Figure contents as structured data
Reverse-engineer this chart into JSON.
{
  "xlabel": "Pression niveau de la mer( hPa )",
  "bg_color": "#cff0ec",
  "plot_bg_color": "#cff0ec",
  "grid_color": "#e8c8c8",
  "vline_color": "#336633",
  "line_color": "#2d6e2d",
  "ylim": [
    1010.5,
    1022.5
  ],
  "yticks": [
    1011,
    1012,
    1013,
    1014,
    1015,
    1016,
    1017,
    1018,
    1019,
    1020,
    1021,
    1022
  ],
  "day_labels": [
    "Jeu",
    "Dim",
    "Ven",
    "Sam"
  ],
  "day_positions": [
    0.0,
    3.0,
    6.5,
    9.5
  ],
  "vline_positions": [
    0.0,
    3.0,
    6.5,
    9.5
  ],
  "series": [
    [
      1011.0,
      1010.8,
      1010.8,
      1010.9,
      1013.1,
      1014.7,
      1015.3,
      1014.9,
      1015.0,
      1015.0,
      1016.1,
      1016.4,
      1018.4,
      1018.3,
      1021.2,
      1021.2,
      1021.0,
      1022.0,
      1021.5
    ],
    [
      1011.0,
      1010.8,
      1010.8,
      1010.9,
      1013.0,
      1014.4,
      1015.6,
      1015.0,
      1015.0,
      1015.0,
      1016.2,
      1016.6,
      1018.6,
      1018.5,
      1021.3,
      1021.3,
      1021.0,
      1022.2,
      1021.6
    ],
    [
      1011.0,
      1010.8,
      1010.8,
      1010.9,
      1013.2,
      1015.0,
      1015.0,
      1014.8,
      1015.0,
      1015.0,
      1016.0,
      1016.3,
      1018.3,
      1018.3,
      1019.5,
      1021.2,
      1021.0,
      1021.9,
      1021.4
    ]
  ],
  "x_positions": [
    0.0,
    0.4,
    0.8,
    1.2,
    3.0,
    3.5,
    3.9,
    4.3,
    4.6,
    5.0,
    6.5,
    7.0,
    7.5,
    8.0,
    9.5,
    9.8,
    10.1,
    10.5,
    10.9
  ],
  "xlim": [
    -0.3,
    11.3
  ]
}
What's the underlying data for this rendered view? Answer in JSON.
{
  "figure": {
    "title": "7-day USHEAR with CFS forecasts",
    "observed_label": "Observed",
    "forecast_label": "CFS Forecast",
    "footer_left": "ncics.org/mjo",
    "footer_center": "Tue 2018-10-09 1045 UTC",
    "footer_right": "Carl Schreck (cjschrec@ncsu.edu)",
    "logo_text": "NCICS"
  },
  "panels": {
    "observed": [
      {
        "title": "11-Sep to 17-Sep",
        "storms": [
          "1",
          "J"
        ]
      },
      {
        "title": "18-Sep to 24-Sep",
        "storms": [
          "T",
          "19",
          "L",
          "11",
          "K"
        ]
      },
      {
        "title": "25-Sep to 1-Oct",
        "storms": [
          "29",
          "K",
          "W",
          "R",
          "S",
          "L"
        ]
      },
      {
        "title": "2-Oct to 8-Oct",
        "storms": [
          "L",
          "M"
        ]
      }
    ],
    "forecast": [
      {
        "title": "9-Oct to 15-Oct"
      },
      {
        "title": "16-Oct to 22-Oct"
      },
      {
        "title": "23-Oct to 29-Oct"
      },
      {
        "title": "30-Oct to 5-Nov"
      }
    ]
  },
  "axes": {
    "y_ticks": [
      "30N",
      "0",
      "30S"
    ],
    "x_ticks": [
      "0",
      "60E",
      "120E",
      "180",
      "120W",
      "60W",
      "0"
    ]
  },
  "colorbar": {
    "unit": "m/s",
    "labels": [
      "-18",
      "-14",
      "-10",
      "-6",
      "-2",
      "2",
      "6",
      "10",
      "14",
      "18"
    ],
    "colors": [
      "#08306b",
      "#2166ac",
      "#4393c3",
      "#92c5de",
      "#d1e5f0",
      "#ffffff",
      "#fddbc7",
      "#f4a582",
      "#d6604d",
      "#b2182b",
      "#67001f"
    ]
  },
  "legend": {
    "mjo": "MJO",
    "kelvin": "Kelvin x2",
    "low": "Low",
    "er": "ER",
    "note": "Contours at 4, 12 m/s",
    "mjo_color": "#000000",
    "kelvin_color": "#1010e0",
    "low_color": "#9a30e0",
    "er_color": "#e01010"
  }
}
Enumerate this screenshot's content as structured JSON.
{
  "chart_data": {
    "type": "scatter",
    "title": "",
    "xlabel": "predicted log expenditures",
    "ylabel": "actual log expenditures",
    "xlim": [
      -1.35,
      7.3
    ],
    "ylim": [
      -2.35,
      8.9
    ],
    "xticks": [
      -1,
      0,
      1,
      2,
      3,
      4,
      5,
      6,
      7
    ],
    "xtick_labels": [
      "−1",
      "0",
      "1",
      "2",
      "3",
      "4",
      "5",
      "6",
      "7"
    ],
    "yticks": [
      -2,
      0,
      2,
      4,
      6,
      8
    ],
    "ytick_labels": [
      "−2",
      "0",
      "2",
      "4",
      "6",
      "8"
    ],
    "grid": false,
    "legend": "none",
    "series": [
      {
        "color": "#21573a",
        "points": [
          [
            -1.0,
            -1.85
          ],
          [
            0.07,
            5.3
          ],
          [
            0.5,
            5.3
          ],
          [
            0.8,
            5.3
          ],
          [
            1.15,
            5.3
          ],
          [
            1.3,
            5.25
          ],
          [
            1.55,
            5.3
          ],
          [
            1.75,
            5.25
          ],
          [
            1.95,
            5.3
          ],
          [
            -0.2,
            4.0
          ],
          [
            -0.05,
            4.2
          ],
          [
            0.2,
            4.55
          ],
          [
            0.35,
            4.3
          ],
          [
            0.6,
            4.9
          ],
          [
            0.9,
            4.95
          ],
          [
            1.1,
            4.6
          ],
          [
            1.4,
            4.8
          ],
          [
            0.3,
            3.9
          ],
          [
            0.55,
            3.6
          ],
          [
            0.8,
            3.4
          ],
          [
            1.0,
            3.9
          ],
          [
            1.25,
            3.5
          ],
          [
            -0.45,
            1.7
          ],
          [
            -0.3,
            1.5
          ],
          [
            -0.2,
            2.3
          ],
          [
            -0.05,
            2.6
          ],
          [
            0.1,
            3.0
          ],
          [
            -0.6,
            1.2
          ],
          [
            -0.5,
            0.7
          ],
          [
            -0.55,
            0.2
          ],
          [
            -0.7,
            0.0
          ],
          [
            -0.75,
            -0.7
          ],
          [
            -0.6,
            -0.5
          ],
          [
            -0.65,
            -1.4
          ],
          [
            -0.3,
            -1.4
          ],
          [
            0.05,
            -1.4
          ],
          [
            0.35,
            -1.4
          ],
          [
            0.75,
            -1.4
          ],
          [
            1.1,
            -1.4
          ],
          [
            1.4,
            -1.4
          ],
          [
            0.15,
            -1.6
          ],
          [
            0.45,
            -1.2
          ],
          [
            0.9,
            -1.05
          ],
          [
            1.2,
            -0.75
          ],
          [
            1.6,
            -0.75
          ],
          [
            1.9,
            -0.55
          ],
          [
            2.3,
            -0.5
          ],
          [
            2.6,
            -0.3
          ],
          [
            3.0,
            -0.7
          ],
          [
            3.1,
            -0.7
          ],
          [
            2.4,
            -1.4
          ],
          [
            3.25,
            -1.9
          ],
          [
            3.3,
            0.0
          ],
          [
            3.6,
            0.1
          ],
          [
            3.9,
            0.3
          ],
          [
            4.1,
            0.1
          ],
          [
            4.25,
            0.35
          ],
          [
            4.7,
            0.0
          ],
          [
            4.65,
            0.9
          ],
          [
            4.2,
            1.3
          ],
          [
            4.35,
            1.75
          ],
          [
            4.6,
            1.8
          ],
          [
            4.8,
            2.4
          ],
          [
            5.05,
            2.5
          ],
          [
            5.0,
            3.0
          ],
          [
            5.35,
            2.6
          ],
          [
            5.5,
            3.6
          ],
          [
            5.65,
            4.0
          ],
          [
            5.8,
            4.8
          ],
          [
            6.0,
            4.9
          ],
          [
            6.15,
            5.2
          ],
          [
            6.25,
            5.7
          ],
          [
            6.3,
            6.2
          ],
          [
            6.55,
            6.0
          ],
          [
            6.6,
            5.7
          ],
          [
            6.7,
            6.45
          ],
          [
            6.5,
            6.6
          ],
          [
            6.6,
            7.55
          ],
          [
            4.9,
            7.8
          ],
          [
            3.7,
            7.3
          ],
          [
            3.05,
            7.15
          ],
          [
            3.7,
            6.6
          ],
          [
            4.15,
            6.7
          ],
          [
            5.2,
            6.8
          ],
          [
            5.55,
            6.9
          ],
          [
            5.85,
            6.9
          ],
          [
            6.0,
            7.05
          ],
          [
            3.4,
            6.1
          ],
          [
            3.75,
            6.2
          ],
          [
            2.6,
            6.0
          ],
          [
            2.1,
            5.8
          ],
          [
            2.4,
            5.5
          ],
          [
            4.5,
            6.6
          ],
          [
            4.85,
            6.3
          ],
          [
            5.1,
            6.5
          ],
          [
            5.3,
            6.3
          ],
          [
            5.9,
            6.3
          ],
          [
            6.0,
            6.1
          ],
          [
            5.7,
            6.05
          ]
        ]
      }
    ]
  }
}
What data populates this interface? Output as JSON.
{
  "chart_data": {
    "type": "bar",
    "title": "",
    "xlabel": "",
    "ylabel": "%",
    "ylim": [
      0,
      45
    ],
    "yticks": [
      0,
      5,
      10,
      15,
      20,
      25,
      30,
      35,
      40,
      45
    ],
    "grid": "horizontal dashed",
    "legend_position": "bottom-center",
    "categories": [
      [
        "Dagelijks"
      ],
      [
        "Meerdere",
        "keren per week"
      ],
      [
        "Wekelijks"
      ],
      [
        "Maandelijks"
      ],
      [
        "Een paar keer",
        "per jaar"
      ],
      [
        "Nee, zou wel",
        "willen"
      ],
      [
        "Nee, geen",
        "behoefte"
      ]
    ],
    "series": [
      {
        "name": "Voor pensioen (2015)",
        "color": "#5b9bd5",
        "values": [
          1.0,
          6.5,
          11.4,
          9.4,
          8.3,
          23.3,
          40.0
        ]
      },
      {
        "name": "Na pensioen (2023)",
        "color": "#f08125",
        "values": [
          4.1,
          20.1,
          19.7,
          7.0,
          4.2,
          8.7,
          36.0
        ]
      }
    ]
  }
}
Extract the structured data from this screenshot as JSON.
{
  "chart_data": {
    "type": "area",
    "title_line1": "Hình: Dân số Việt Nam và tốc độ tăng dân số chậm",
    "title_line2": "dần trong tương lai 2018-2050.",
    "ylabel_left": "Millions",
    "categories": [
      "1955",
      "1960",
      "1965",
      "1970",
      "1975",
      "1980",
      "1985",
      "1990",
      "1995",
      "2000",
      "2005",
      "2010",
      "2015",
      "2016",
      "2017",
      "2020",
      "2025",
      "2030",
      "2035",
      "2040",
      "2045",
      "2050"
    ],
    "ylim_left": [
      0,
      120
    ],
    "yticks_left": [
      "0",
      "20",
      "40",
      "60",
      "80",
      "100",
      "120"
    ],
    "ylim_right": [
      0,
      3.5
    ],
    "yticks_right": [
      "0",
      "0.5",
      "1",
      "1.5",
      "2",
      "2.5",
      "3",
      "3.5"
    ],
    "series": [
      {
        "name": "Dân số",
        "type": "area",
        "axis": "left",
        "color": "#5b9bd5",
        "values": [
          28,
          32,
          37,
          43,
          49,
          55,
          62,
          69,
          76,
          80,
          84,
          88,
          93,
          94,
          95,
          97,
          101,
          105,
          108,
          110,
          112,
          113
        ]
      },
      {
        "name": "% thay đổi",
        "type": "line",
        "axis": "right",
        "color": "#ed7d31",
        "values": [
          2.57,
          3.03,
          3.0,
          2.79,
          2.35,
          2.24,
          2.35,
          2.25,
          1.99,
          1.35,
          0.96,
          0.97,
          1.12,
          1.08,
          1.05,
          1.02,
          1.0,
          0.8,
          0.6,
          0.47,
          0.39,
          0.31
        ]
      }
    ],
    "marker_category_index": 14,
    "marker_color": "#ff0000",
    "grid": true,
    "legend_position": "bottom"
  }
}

| WORK TO BE COMPLETED |
From the entries, copy out each line containing the word "bottom".

| SOLUTION TO THIS EXERCISE |
    "legend_position": "bottom-center",
    "legend_position": "bottom"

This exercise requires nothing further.